** BEGIN Rows **

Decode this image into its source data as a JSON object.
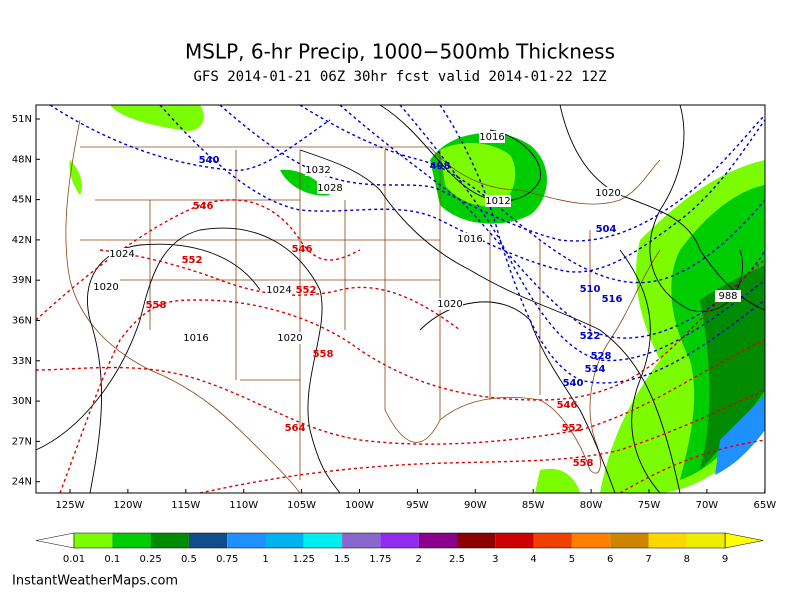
{
  "header": {
    "title": "MSLP, 6-hr Precip, 1000−500mb Thickness",
    "subtitle": "GFS 2014-01-21 06Z 30hr fcst valid 2014-01-22 12Z"
  },
  "map": {
    "lat_labels": [
      "51N",
      "48N",
      "45N",
      "42N",
      "39N",
      "36N",
      "33N",
      "30N",
      "27N",
      "24N"
    ],
    "lon_labels": [
      "125W",
      "120W",
      "115W",
      "110W",
      "105W",
      "100W",
      "95W",
      "90W",
      "85W",
      "80W",
      "75W",
      "70W",
      "65W"
    ],
    "pressure_labels": [
      "1016",
      "1032",
      "1028",
      "1012",
      "1020",
      "1016",
      "1024",
      "1020",
      "1024",
      "1020",
      "1016",
      "1020",
      "988"
    ],
    "cold_thickness_labels": [
      "540",
      "498",
      "504",
      "510",
      "516",
      "522",
      "528",
      "534",
      "540"
    ],
    "warm_thickness_labels": [
      "546",
      "552",
      "546",
      "552",
      "558",
      "558",
      "564",
      "546",
      "552",
      "558"
    ]
  },
  "colorbar": {
    "labels": [
      "0.01",
      "0.1",
      "0.25",
      "0.5",
      "0.75",
      "1",
      "1.25",
      "1.5",
      "1.75",
      "2",
      "2.5",
      "3",
      "4",
      "5",
      "6",
      "7",
      "8",
      "9"
    ],
    "colors": [
      "#ffffff",
      "#7cfc00",
      "#00cd00",
      "#008b00",
      "#104e8b",
      "#1e90ff",
      "#00b2ee",
      "#00eeee",
      "#8968cd",
      "#912cee",
      "#8b008b",
      "#8b0000",
      "#cd0000",
      "#ee4000",
      "#ff7f00",
      "#cd8500",
      "#ffd700",
      "#eeee00",
      "#ffff00"
    ]
  },
  "footer": "InstantWeatherMaps.com"
}
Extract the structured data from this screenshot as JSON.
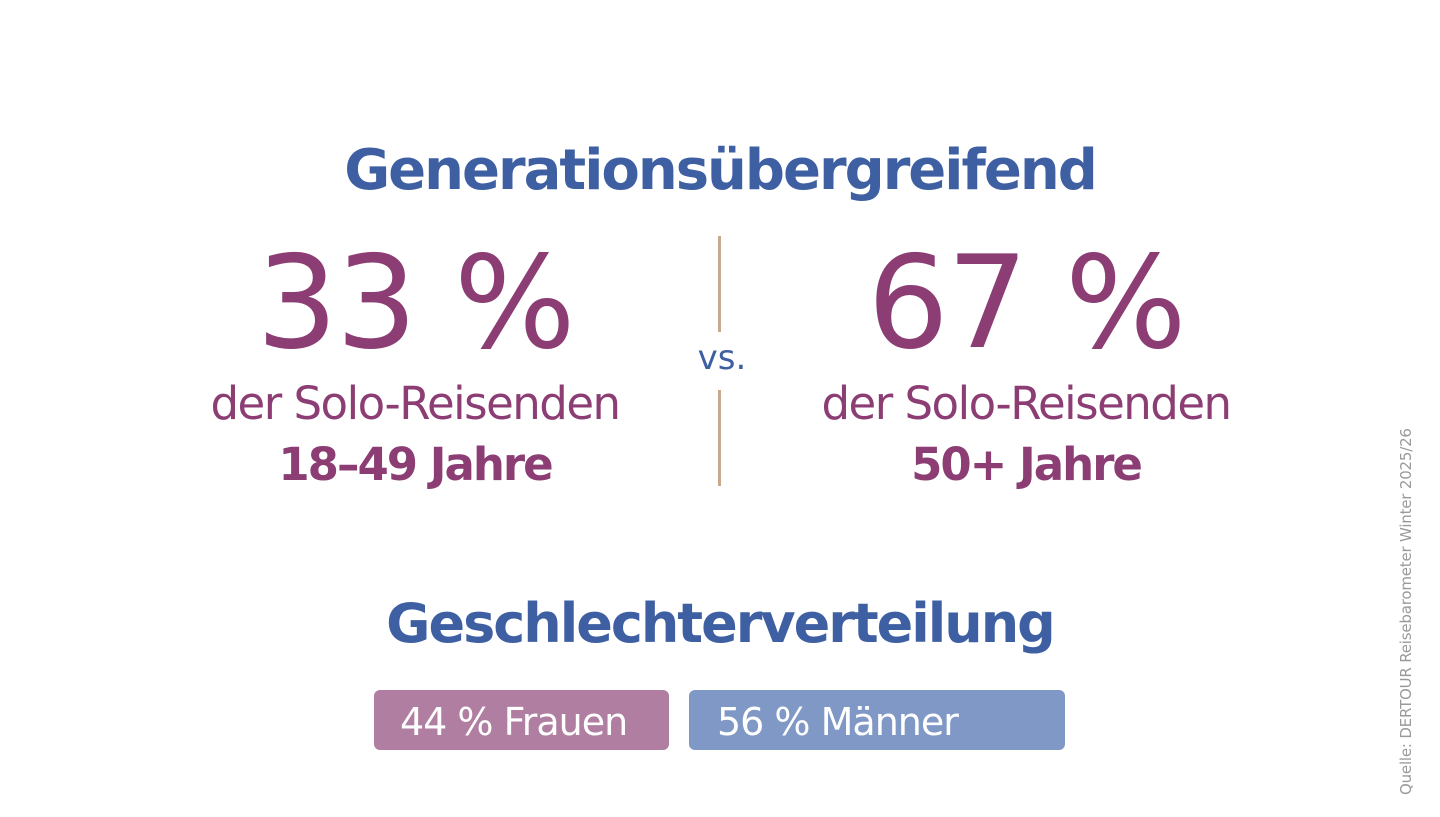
{
  "colors": {
    "heading": "#3e60a2",
    "accent": "#8b3d74",
    "divider": "#c8a98d",
    "women_bar": "#b07ea1",
    "men_bar": "#7f98c5",
    "source": "#9a9a9a"
  },
  "generation": {
    "title": "Generationsübergreifend",
    "left": {
      "percent": "33 %",
      "label": "der Solo-Reisenden",
      "age": "18–49 Jahre"
    },
    "vs": "vs.",
    "right": {
      "percent": "67 %",
      "label": "der Solo-Reisenden",
      "age": "50+ Jahre"
    }
  },
  "gender": {
    "title": "Geschlechterverteilung",
    "women": {
      "label": "44 % Frauen",
      "share": 44
    },
    "men": {
      "label": "56 % Männer",
      "share": 56
    }
  },
  "source": "Quelle: DERTOUR Reisebarometer Winter 2025/26"
}
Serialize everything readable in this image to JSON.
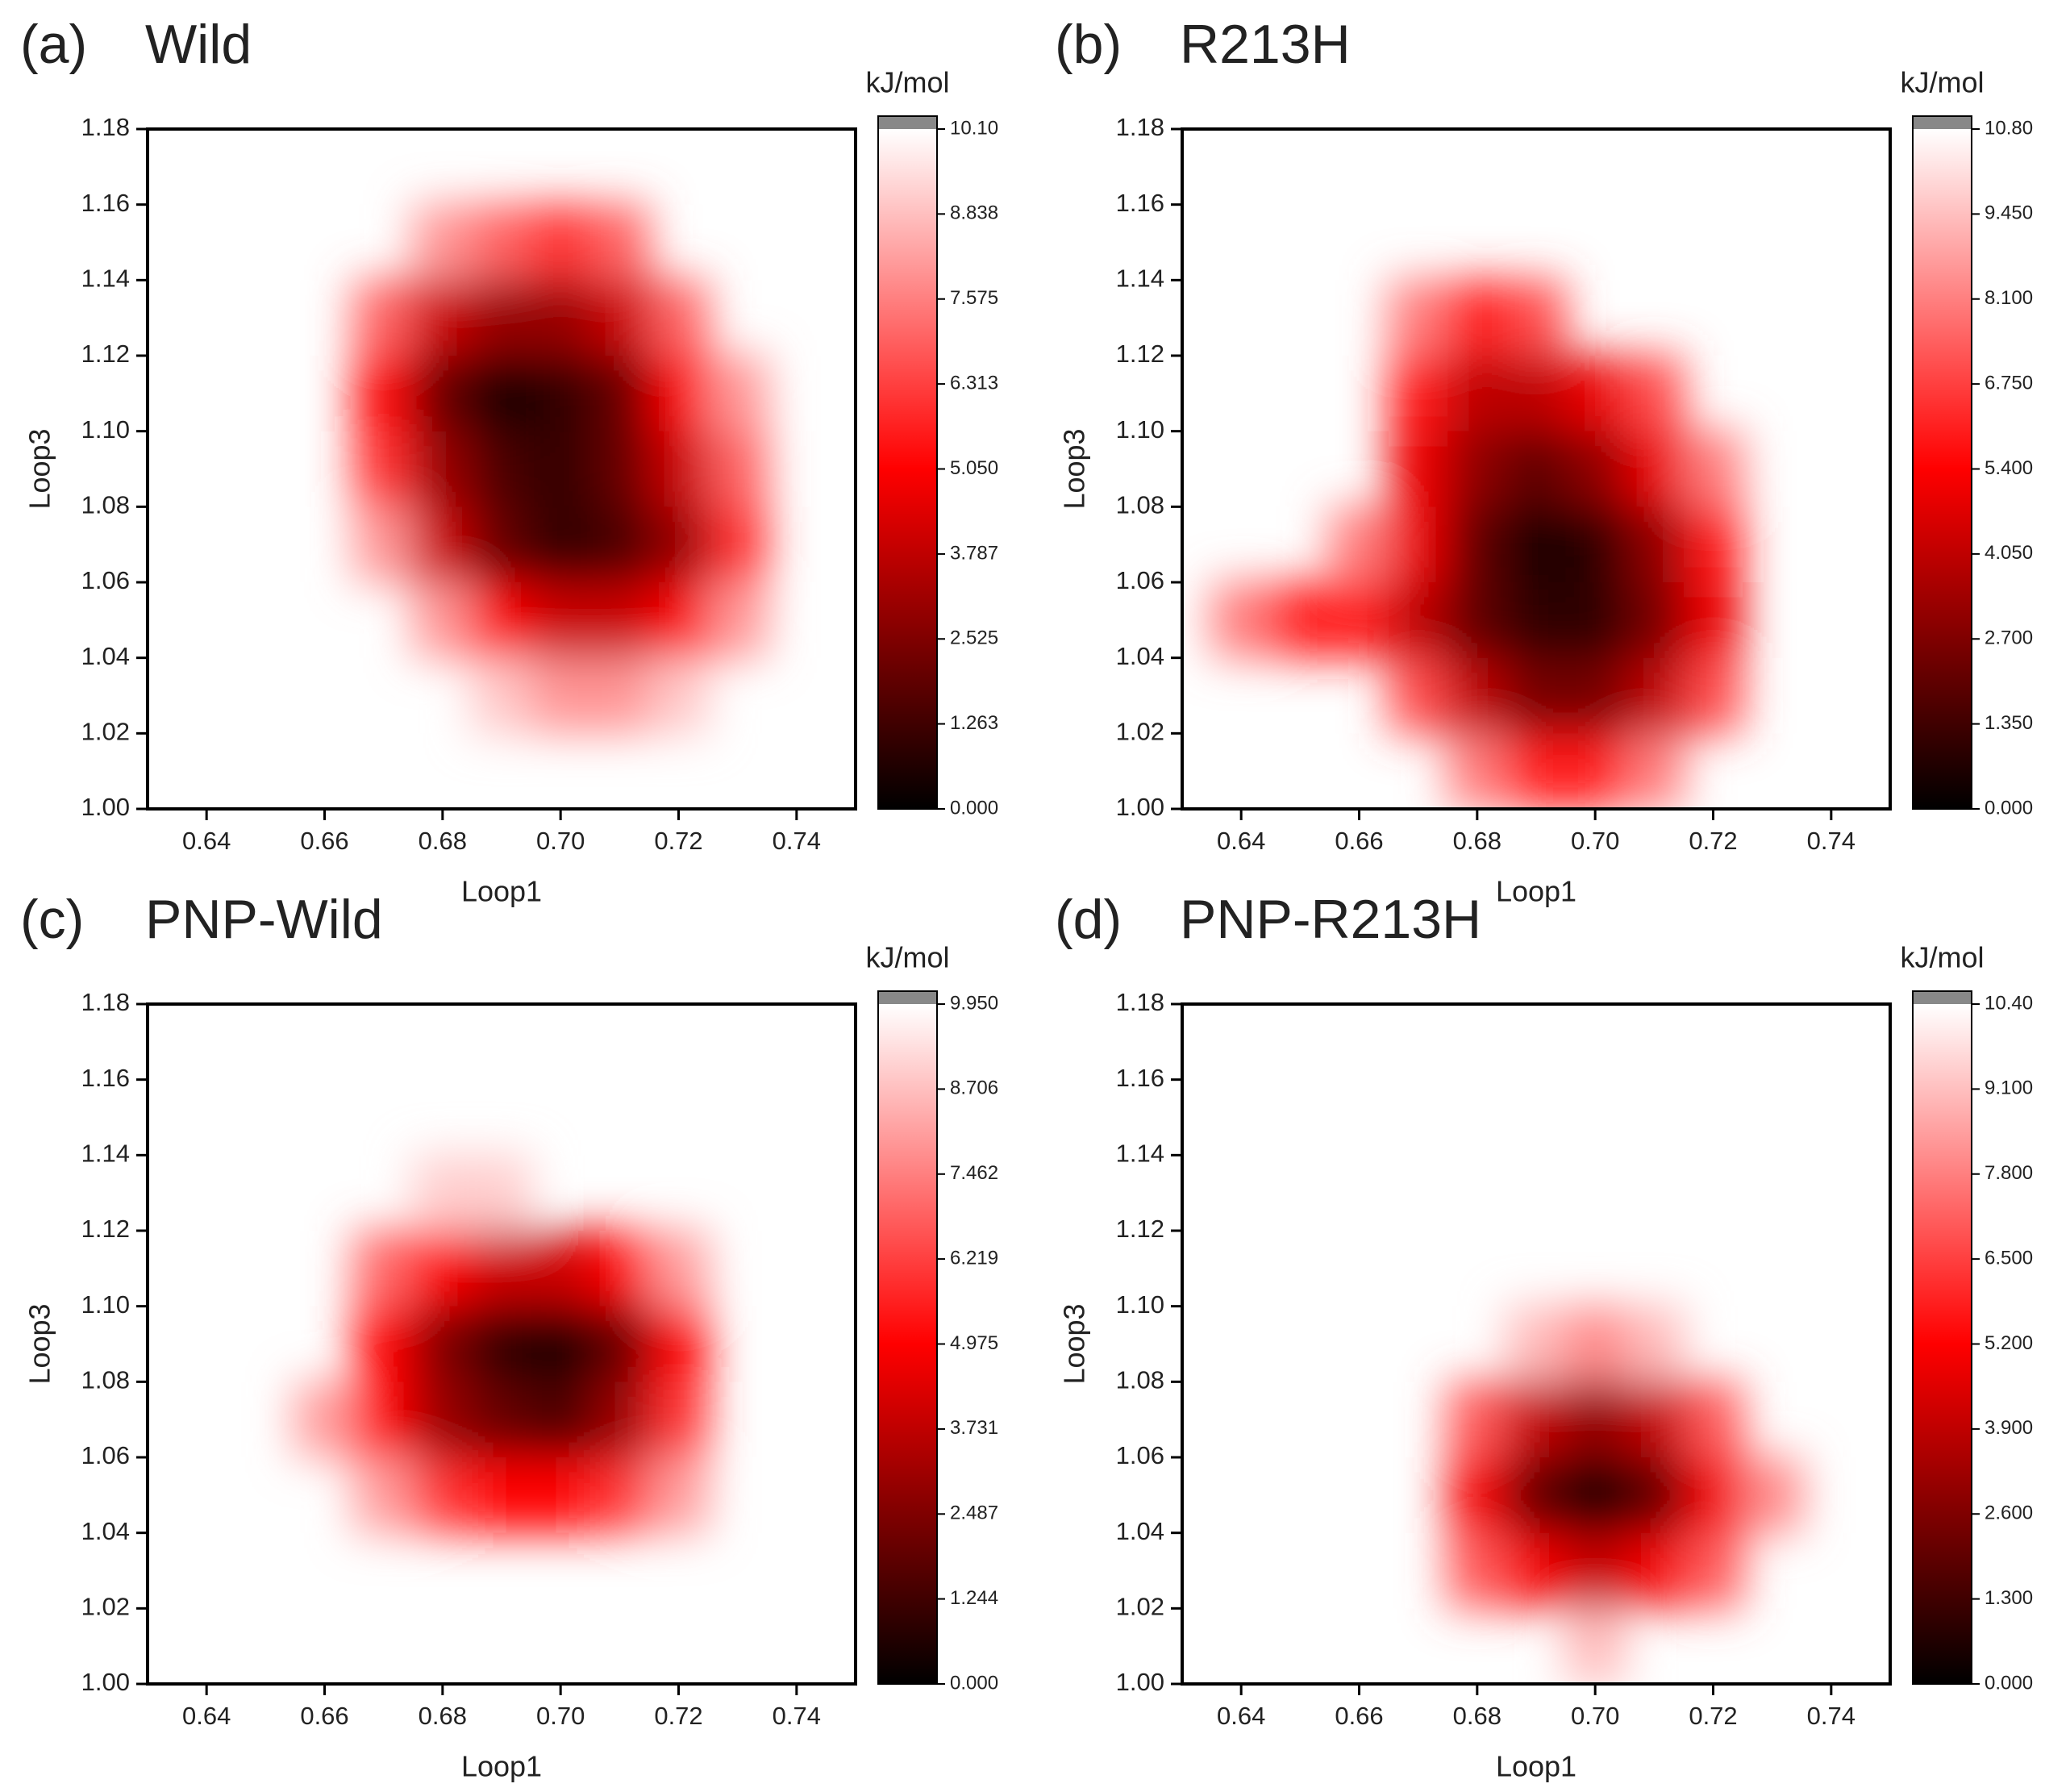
{
  "chart_data": [
    {
      "type": "heatmap",
      "label": "(a)",
      "title": "Wild",
      "xlabel": "Loop1",
      "ylabel": "Loop3",
      "colorbar_label": "kJ/mol",
      "x": [
        0.64,
        0.65,
        0.66,
        0.67,
        0.68,
        0.69,
        0.7,
        0.71,
        0.72,
        0.73,
        0.74
      ],
      "y": [
        1.01,
        1.03,
        1.05,
        1.07,
        1.09,
        1.11,
        1.13,
        1.15,
        1.17
      ],
      "z": [
        [
          null,
          null,
          null,
          null,
          null,
          null,
          null,
          null,
          null,
          null,
          null
        ],
        [
          null,
          null,
          null,
          null,
          null,
          9,
          8,
          8,
          9,
          null,
          null
        ],
        [
          null,
          null,
          null,
          null,
          8,
          5,
          4,
          4,
          5,
          8,
          null
        ],
        [
          null,
          null,
          null,
          8,
          4,
          2,
          1,
          1.5,
          3,
          6,
          null
        ],
        [
          null,
          null,
          null,
          6,
          3,
          1.5,
          1,
          2,
          4,
          7,
          null
        ],
        [
          null,
          null,
          null,
          5,
          2,
          0.5,
          1,
          2,
          5,
          8,
          null
        ],
        [
          null,
          null,
          null,
          7,
          4,
          3,
          3,
          4,
          7,
          null,
          null
        ],
        [
          null,
          null,
          null,
          null,
          8,
          7,
          6,
          7,
          null,
          null,
          null
        ],
        [
          null,
          null,
          null,
          null,
          null,
          null,
          null,
          null,
          null,
          null,
          null
        ]
      ],
      "xlim": [
        0.63,
        0.75
      ],
      "ylim": [
        1.0,
        1.18
      ],
      "xticks": [
        0.64,
        0.66,
        0.68,
        {
          "value": 0.7,
          "label": "0.70"
        },
        0.72,
        0.74
      ],
      "yticks": [
        {
          "value": 1.0,
          "label": "1.00"
        },
        1.02,
        1.04,
        1.06,
        1.08,
        {
          "value": 1.1,
          "label": "1.10"
        },
        1.12,
        1.14,
        1.16,
        1.18
      ],
      "zlim": [
        0,
        10.1
      ],
      "zticks": [
        {
          "value": 0,
          "label": "0.000"
        },
        1.263,
        2.525,
        3.787,
        {
          "value": 5.05,
          "label": "5.050"
        },
        6.313,
        7.575,
        8.838,
        {
          "value": 10.1,
          "label": "10.10"
        }
      ]
    },
    {
      "type": "heatmap",
      "label": "(b)",
      "title": "R213H",
      "xlabel": "Loop1",
      "ylabel": "Loop3",
      "colorbar_label": "kJ/mol",
      "x": [
        0.64,
        0.65,
        0.66,
        0.67,
        0.68,
        0.69,
        0.7,
        0.71,
        0.72,
        0.73,
        0.74
      ],
      "y": [
        1.01,
        1.03,
        1.05,
        1.07,
        1.09,
        1.11,
        1.13,
        1.15,
        1.17
      ],
      "z": [
        [
          null,
          null,
          null,
          null,
          8,
          6,
          6,
          8,
          null,
          null,
          null
        ],
        [
          null,
          null,
          null,
          7,
          4,
          2.5,
          2.5,
          4,
          7,
          null,
          null
        ],
        [
          8,
          6,
          6,
          4,
          2,
          1,
          1,
          2.5,
          5,
          null,
          null
        ],
        [
          null,
          null,
          8,
          5,
          2,
          0.5,
          1,
          3,
          6,
          null,
          null
        ],
        [
          null,
          null,
          null,
          5,
          3,
          2,
          3,
          5,
          8,
          null,
          null
        ],
        [
          null,
          null,
          null,
          6,
          4,
          4,
          5,
          7,
          null,
          null,
          null
        ],
        [
          null,
          null,
          null,
          8,
          6,
          7,
          null,
          null,
          null,
          null,
          null
        ],
        [
          null,
          null,
          null,
          null,
          null,
          null,
          null,
          null,
          null,
          null,
          null
        ],
        [
          null,
          null,
          null,
          null,
          null,
          null,
          null,
          null,
          null,
          null,
          null
        ]
      ],
      "xlim": [
        0.63,
        0.75
      ],
      "ylim": [
        1.0,
        1.18
      ],
      "xticks": [
        0.64,
        0.66,
        0.68,
        {
          "value": 0.7,
          "label": "0.70"
        },
        0.72,
        0.74
      ],
      "yticks": [
        {
          "value": 1.0,
          "label": "1.00"
        },
        1.02,
        1.04,
        1.06,
        1.08,
        {
          "value": 1.1,
          "label": "1.10"
        },
        1.12,
        1.14,
        1.16,
        1.18
      ],
      "zlim": [
        0,
        10.8
      ],
      "zticks": [
        {
          "value": 0,
          "label": "0.000"
        },
        {
          "value": 1.35,
          "label": "1.350"
        },
        {
          "value": 2.7,
          "label": "2.700"
        },
        {
          "value": 4.05,
          "label": "4.050"
        },
        {
          "value": 5.4,
          "label": "5.400"
        },
        {
          "value": 6.75,
          "label": "6.750"
        },
        {
          "value": 8.1,
          "label": "8.100"
        },
        {
          "value": 9.45,
          "label": "9.450"
        },
        {
          "value": 10.8,
          "label": "10.80"
        }
      ]
    },
    {
      "type": "heatmap",
      "label": "(c)",
      "title": "PNP-Wild",
      "xlabel": "Loop1",
      "ylabel": "Loop3",
      "colorbar_label": "kJ/mol",
      "x": [
        0.64,
        0.65,
        0.66,
        0.67,
        0.68,
        0.69,
        0.7,
        0.71,
        0.72,
        0.73,
        0.74
      ],
      "y": [
        1.01,
        1.03,
        1.05,
        1.07,
        1.09,
        1.11,
        1.13,
        1.15,
        1.17
      ],
      "z": [
        [
          null,
          null,
          null,
          null,
          null,
          null,
          null,
          null,
          null,
          null,
          null
        ],
        [
          null,
          null,
          null,
          null,
          null,
          null,
          null,
          null,
          null,
          null,
          null
        ],
        [
          null,
          null,
          null,
          8,
          6,
          5,
          5,
          6,
          8,
          null,
          null
        ],
        [
          null,
          null,
          8,
          5,
          3,
          2,
          1.5,
          3,
          6,
          null,
          null
        ],
        [
          null,
          null,
          null,
          5,
          2.5,
          1,
          0.5,
          2,
          5,
          null,
          null
        ],
        [
          null,
          null,
          null,
          7,
          5,
          4,
          4,
          5,
          8,
          null,
          null
        ],
        [
          null,
          null,
          null,
          null,
          9,
          9,
          null,
          null,
          null,
          null,
          null
        ],
        [
          null,
          null,
          null,
          null,
          null,
          null,
          null,
          null,
          null,
          null,
          null
        ],
        [
          null,
          null,
          null,
          null,
          null,
          null,
          null,
          null,
          null,
          null,
          null
        ]
      ],
      "xlim": [
        0.63,
        0.75
      ],
      "ylim": [
        1.0,
        1.18
      ],
      "xticks": [
        0.64,
        0.66,
        0.68,
        {
          "value": 0.7,
          "label": "0.70"
        },
        0.72,
        0.74
      ],
      "yticks": [
        {
          "value": 1.0,
          "label": "1.00"
        },
        1.02,
        1.04,
        1.06,
        1.08,
        {
          "value": 1.1,
          "label": "1.10"
        },
        1.12,
        1.14,
        1.16,
        1.18
      ],
      "zlim": [
        0,
        9.95
      ],
      "zticks": [
        {
          "value": 0,
          "label": "0.000"
        },
        1.244,
        2.487,
        3.731,
        4.975,
        6.219,
        7.462,
        8.706,
        {
          "value": 9.95,
          "label": "9.950"
        }
      ]
    },
    {
      "type": "heatmap",
      "label": "(d)",
      "title": "PNP-R213H",
      "xlabel": "Loop1",
      "ylabel": "Loop3",
      "colorbar_label": "kJ/mol",
      "x": [
        0.64,
        0.65,
        0.66,
        0.67,
        0.68,
        0.69,
        0.7,
        0.71,
        0.72,
        0.73,
        0.74
      ],
      "y": [
        1.01,
        1.03,
        1.05,
        1.07,
        1.09,
        1.11,
        1.13,
        1.15,
        1.17
      ],
      "z": [
        [
          null,
          null,
          null,
          null,
          null,
          null,
          9,
          null,
          null,
          null,
          null
        ],
        [
          null,
          null,
          null,
          null,
          7,
          5,
          4,
          5,
          7,
          null,
          null
        ],
        [
          null,
          null,
          null,
          null,
          5,
          2,
          0.5,
          2,
          5,
          8,
          null
        ],
        [
          null,
          null,
          null,
          null,
          7,
          4,
          3,
          4,
          7,
          null,
          null
        ],
        [
          null,
          null,
          null,
          null,
          null,
          9,
          8,
          9,
          null,
          null,
          null
        ],
        [
          null,
          null,
          null,
          null,
          null,
          null,
          null,
          null,
          null,
          null,
          null
        ],
        [
          null,
          null,
          null,
          null,
          null,
          null,
          null,
          null,
          null,
          null,
          null
        ],
        [
          null,
          null,
          null,
          null,
          null,
          null,
          null,
          null,
          null,
          null,
          null
        ],
        [
          null,
          null,
          null,
          null,
          null,
          null,
          null,
          null,
          null,
          null,
          null
        ]
      ],
      "xlim": [
        0.63,
        0.75
      ],
      "ylim": [
        1.0,
        1.18
      ],
      "xticks": [
        0.64,
        0.66,
        0.68,
        {
          "value": 0.7,
          "label": "0.70"
        },
        0.72,
        0.74
      ],
      "yticks": [
        {
          "value": 1.0,
          "label": "1.00"
        },
        1.02,
        1.04,
        1.06,
        1.08,
        {
          "value": 1.1,
          "label": "1.10"
        },
        1.12,
        1.14,
        1.16,
        1.18
      ],
      "zlim": [
        0,
        10.4
      ],
      "zticks": [
        {
          "value": 0,
          "label": "0.000"
        },
        {
          "value": 1.3,
          "label": "1.300"
        },
        {
          "value": 2.6,
          "label": "2.600"
        },
        {
          "value": 3.9,
          "label": "3.900"
        },
        {
          "value": 5.2,
          "label": "5.200"
        },
        {
          "value": 6.5,
          "label": "6.500"
        },
        {
          "value": 7.8,
          "label": "7.800"
        },
        {
          "value": 9.1,
          "label": "9.100"
        },
        {
          "value": 10.4,
          "label": "10.40"
        }
      ]
    }
  ]
}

** END Rows **

*Given problem:*
Using the records above, pull out each line where the word "JSON" occurs.

*The output:*
Decode this image into its source data as a JSON object.
Extract the structured data from this screenshot as JSON.
Serialize everything readable in this image to JSON.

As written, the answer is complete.